Records about charts and figures:
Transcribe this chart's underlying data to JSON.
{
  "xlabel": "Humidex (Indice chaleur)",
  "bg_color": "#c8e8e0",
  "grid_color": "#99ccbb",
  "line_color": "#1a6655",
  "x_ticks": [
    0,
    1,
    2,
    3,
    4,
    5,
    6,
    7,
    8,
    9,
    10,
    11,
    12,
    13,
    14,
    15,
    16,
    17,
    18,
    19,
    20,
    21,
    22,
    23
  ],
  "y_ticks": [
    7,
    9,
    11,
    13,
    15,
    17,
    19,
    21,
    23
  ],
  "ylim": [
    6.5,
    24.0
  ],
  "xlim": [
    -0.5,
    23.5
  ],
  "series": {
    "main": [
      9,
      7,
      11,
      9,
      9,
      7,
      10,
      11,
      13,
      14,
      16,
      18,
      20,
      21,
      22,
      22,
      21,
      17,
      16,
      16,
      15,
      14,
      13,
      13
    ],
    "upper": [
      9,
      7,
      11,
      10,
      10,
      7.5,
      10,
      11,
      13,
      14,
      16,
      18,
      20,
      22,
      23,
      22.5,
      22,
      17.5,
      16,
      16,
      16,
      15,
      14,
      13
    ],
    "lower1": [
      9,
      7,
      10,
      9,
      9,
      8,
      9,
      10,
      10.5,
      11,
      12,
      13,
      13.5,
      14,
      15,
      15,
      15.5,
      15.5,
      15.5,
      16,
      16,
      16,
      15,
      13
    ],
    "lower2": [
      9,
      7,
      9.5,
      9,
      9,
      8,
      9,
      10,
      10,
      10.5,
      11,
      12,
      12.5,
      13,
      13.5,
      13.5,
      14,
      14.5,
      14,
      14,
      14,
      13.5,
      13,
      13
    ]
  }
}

• Exercise goal: Write out the whole listing exactly.

• Solution for this exercise:
Transcribe this chart's underlying data to JSON.
{
  "xlabel": "Humidex (Indice chaleur)",
  "bg_color": "#c8e8e0",
  "grid_color": "#99ccbb",
  "line_color": "#1a6655",
  "x_ticks": [
    0,
    1,
    2,
    3,
    4,
    5,
    6,
    7,
    8,
    9,
    10,
    11,
    12,
    13,
    14,
    15,
    16,
    17,
    18,
    19,
    20,
    21,
    22,
    23
  ],
  "y_ticks": [
    7,
    9,
    11,
    13,
    15,
    17,
    19,
    21,
    23
  ],
  "ylim": [
    6.5,
    24.0
  ],
  "xlim": [
    -0.5,
    23.5
  ],
  "series": {
    "main": [
      9,
      7,
      11,
      9,
      9,
      7,
      10,
      11,
      13,
      14,
      16,
      18,
      20,
      21,
      22,
      22,
      21,
      17,
      16,
      16,
      15,
      14,
      13,
      13
    ],
    "upper": [
      9,
      7,
      11,
      10,
      10,
      7.5,
      10,
      11,
      13,
      14,
      16,
      18,
      20,
      22,
      23,
      22.5,
      22,
      17.5,
      16,
      16,
      16,
      15,
      14,
      13
    ],
    "lower1": [
      9,
      7,
      10,
      9,
      9,
      8,
      9,
      10,
      10.5,
      11,
      12,
      13,
      13.5,
      14,
      15,
      15,
      15.5,
      15.5,
      15.5,
      16,
      16,
      16,
      15,
      13
    ],
    "lower2": [
      9,
      7,
      9.5,
      9,
      9,
      8,
      9,
      10,
      10,
      10.5,
      11,
      12,
      12.5,
      13,
      13.5,
      13.5,
      14,
      14.5,
      14,
      14,
      14,
      13.5,
      13,
      13
    ]
  }
}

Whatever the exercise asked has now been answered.